**Task material**
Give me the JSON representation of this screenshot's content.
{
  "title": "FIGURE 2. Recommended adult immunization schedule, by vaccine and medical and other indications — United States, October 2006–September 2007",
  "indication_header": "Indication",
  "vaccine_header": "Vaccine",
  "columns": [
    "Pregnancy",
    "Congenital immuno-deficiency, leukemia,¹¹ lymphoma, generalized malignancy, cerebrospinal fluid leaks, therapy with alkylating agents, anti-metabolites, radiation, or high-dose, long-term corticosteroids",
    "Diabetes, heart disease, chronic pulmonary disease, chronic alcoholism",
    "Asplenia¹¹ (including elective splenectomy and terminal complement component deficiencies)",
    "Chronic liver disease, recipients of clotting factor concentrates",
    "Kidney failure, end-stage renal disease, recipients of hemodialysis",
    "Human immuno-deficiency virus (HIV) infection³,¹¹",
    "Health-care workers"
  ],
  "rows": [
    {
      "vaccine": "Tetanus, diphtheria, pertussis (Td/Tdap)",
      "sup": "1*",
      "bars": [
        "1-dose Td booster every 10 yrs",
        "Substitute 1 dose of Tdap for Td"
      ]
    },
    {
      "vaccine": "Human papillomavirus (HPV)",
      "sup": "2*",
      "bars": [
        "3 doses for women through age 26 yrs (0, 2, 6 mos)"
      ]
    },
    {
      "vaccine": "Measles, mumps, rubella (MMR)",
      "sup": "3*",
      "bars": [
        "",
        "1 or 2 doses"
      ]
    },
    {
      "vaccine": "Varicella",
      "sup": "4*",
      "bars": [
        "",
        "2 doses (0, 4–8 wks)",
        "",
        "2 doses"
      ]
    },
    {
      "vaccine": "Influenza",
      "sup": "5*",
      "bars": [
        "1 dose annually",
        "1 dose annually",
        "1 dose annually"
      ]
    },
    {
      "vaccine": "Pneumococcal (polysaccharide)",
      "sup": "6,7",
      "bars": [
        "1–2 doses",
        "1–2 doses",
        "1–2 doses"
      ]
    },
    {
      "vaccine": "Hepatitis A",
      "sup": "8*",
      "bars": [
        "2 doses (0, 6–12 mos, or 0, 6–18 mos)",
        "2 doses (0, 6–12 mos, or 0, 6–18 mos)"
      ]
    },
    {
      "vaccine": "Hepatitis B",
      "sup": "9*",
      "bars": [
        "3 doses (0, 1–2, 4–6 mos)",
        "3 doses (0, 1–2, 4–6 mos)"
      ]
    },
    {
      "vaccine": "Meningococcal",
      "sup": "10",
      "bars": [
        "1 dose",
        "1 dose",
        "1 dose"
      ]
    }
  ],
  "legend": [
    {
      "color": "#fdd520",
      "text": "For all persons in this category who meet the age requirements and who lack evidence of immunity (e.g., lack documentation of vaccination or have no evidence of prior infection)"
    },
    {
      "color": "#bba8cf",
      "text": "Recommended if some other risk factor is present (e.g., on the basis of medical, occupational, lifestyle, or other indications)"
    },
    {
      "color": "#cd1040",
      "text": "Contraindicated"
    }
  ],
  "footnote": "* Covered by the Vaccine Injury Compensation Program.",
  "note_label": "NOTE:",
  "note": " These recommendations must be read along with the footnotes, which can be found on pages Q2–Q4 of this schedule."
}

**About this exercise**
What is needed is a full, exact copy of the records.

**Solution to the problem**
Give me the JSON representation of this screenshot's content.
{
  "title": "FIGURE 2. Recommended adult immunization schedule, by vaccine and medical and other indications — United States, October 2006–September 2007",
  "indication_header": "Indication",
  "vaccine_header": "Vaccine",
  "columns": [
    "Pregnancy",
    "Congenital immuno-deficiency, leukemia,¹¹ lymphoma, generalized malignancy, cerebrospinal fluid leaks, therapy with alkylating agents, anti-metabolites, radiation, or high-dose, long-term corticosteroids",
    "Diabetes, heart disease, chronic pulmonary disease, chronic alcoholism",
    "Asplenia¹¹ (including elective splenectomy and terminal complement component deficiencies)",
    "Chronic liver disease, recipients of clotting factor concentrates",
    "Kidney failure, end-stage renal disease, recipients of hemodialysis",
    "Human immuno-deficiency virus (HIV) infection³,¹¹",
    "Health-care workers"
  ],
  "rows": [
    {
      "vaccine": "Tetanus, diphtheria, pertussis (Td/Tdap)",
      "sup": "1*",
      "bars": [
        "1-dose Td booster every 10 yrs",
        "Substitute 1 dose of Tdap for Td"
      ]
    },
    {
      "vaccine": "Human papillomavirus (HPV)",
      "sup": "2*",
      "bars": [
        "3 doses for women through age 26 yrs (0, 2, 6 mos)"
      ]
    },
    {
      "vaccine": "Measles, mumps, rubella (MMR)",
      "sup": "3*",
      "bars": [
        "",
        "1 or 2 doses"
      ]
    },
    {
      "vaccine": "Varicella",
      "sup": "4*",
      "bars": [
        "",
        "2 doses (0, 4–8 wks)",
        "",
        "2 doses"
      ]
    },
    {
      "vaccine": "Influenza",
      "sup": "5*",
      "bars": [
        "1 dose annually",
        "1 dose annually",
        "1 dose annually"
      ]
    },
    {
      "vaccine": "Pneumococcal (polysaccharide)",
      "sup": "6,7",
      "bars": [
        "1–2 doses",
        "1–2 doses",
        "1–2 doses"
      ]
    },
    {
      "vaccine": "Hepatitis A",
      "sup": "8*",
      "bars": [
        "2 doses (0, 6–12 mos, or 0, 6–18 mos)",
        "2 doses (0, 6–12 mos, or 0, 6–18 mos)"
      ]
    },
    {
      "vaccine": "Hepatitis B",
      "sup": "9*",
      "bars": [
        "3 doses (0, 1–2, 4–6 mos)",
        "3 doses (0, 1–2, 4–6 mos)"
      ]
    },
    {
      "vaccine": "Meningococcal",
      "sup": "10",
      "bars": [
        "1 dose",
        "1 dose",
        "1 dose"
      ]
    }
  ],
  "legend": [
    {
      "color": "#fdd520",
      "text": "For all persons in this category who meet the age requirements and who lack evidence of immunity (e.g., lack documentation of vaccination or have no evidence of prior infection)"
    },
    {
      "color": "#bba8cf",
      "text": "Recommended if some other risk factor is present (e.g., on the basis of medical, occupational, lifestyle, or other indications)"
    },
    {
      "color": "#cd1040",
      "text": "Contraindicated"
    }
  ],
  "footnote": "* Covered by the Vaccine Injury Compensation Program.",
  "note_label": "NOTE:",
  "note": " These recommendations must be read along with the footnotes, which can be found on pages Q2–Q4 of this schedule."
}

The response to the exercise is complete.